-------- Stored data --------
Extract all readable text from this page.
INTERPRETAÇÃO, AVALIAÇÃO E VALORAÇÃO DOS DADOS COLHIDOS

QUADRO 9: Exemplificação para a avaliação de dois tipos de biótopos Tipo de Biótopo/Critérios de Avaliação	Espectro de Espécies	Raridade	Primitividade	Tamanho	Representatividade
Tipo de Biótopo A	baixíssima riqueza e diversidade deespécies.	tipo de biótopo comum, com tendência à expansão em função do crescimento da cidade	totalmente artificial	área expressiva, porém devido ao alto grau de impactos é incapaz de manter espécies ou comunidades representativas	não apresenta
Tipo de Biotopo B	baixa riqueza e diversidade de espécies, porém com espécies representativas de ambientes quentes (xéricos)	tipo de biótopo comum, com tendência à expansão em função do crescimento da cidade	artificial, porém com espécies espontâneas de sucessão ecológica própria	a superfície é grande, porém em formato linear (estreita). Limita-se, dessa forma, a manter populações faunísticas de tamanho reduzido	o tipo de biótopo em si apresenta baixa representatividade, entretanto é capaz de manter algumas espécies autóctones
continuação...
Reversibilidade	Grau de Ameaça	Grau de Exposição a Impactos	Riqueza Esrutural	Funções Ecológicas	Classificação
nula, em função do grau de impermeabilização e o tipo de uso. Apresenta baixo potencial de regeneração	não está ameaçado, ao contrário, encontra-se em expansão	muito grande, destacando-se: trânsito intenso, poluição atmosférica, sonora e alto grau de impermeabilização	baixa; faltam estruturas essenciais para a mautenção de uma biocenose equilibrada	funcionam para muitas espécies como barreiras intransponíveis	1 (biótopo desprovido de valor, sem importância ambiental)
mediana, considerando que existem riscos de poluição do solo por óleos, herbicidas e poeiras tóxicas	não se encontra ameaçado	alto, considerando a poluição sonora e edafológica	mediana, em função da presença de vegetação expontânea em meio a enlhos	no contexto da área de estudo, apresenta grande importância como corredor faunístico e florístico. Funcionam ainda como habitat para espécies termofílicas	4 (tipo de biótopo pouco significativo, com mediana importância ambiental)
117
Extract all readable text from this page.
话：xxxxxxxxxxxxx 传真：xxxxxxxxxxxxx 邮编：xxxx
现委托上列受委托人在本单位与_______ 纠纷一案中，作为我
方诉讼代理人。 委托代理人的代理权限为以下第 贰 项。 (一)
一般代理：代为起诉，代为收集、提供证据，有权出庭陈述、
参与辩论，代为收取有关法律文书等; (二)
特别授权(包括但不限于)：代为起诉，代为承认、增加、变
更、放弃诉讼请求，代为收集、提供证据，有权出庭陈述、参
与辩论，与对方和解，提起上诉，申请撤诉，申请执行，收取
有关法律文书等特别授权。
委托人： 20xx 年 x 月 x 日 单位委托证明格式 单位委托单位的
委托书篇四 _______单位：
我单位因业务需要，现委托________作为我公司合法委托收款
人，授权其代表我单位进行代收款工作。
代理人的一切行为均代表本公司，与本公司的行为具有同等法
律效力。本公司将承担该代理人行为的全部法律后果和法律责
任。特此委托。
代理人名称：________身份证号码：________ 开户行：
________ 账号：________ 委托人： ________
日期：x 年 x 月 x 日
--------
(What you need to do): Reproduce the entire listing word for word.

(Exercise solution):
Extract all readable text from this page.
INTERPRETAÇÃO, AVALIAÇÃO E VALORAÇÃO DOS DADOS COLHIDOS

QUADRO 9: Exemplificação para a avaliação de dois tipos de biótopos Tipo de Biótopo/Critérios de Avaliação	Espectro de Espécies	Raridade	Primitividade	Tamanho	Representatividade
Tipo de Biótopo A	baixíssima riqueza e diversidade deespécies.	tipo de biótopo comum, com tendência à expansão em função do crescimento da cidade	totalmente artificial	área expressiva, porém devido ao alto grau de impactos é incapaz de manter espécies ou comunidades representativas	não apresenta
Tipo de Biotopo B	baixa riqueza e diversidade de espécies, porém com espécies representativas de ambientes quentes (xéricos)	tipo de biótopo comum, com tendência à expansão em função do crescimento da cidade	artificial, porém com espécies espontâneas de sucessão ecológica própria	a superfície é grande, porém em formato linear (estreita). Limita-se, dessa forma, a manter populações faunísticas de tamanho reduzido	o tipo de biótopo em si apresenta baixa representatividade, entretanto é capaz de manter algumas espécies autóctones
continuação...
Reversibilidade	Grau de Ameaça	Grau de Exposição a Impactos	Riqueza Esrutural	Funções Ecológicas	Classificação
nula, em função do grau de impermeabilização e o tipo de uso. Apresenta baixo potencial de regeneração	não está ameaçado, ao contrário, encontra-se em expansão	muito grande, destacando-se: trânsito intenso, poluição atmosférica, sonora e alto grau de impermeabilização	baixa; faltam estruturas essenciais para a mautenção de uma biocenose equilibrada	funcionam para muitas espécies como barreiras intransponíveis	1 (biótopo desprovido de valor, sem importância ambiental)
mediana, considerando que existem riscos de poluição do solo por óleos, herbicidas e poeiras tóxicas	não se encontra ameaçado	alto, considerando a poluição sonora e edafológica	mediana, em função da presença de vegetação expontânea em meio a enlhos	no contexto da área de estudo, apresenta grande importância como corredor faunístico e florístico. Funcionam ainda como habitat para espécies termofílicas	4 (tipo de biótopo pouco significativo, com mediana importância ambiental)
117
Extract all readable text from this page.
话：xxxxxxxxxxxxx 传真：xxxxxxxxxxxxx 邮编：xxxx
现委托上列受委托人在本单位与_______ 纠纷一案中，作为我
方诉讼代理人。 委托代理人的代理权限为以下第 贰 项。 (一)
一般代理：代为起诉，代为收集、提供证据，有权出庭陈述、
参与辩论，代为收取有关法律文书等; (二)
特别授权(包括但不限于)：代为起诉，代为承认、增加、变
更、放弃诉讼请求，代为收集、提供证据，有权出庭陈述、参
与辩论，与对方和解，提起上诉，申请撤诉，申请执行，收取
有关法律文书等特别授权。
委托人： 20xx 年 x 月 x 日 单位委托证明格式 单位委托单位的
委托书篇四 _______单位：
我单位因业务需要，现委托________作为我公司合法委托收款
人，授权其代表我单位进行代收款工作。
代理人的一切行为均代表本公司，与本公司的行为具有同等法
律效力。本公司将承担该代理人行为的全部法律后果和法律责
任。特此委托。
代理人名称：________身份证号码：________ 开户行：
________ 账号：________ 委托人： ________
日期：x 年 x 月 x 日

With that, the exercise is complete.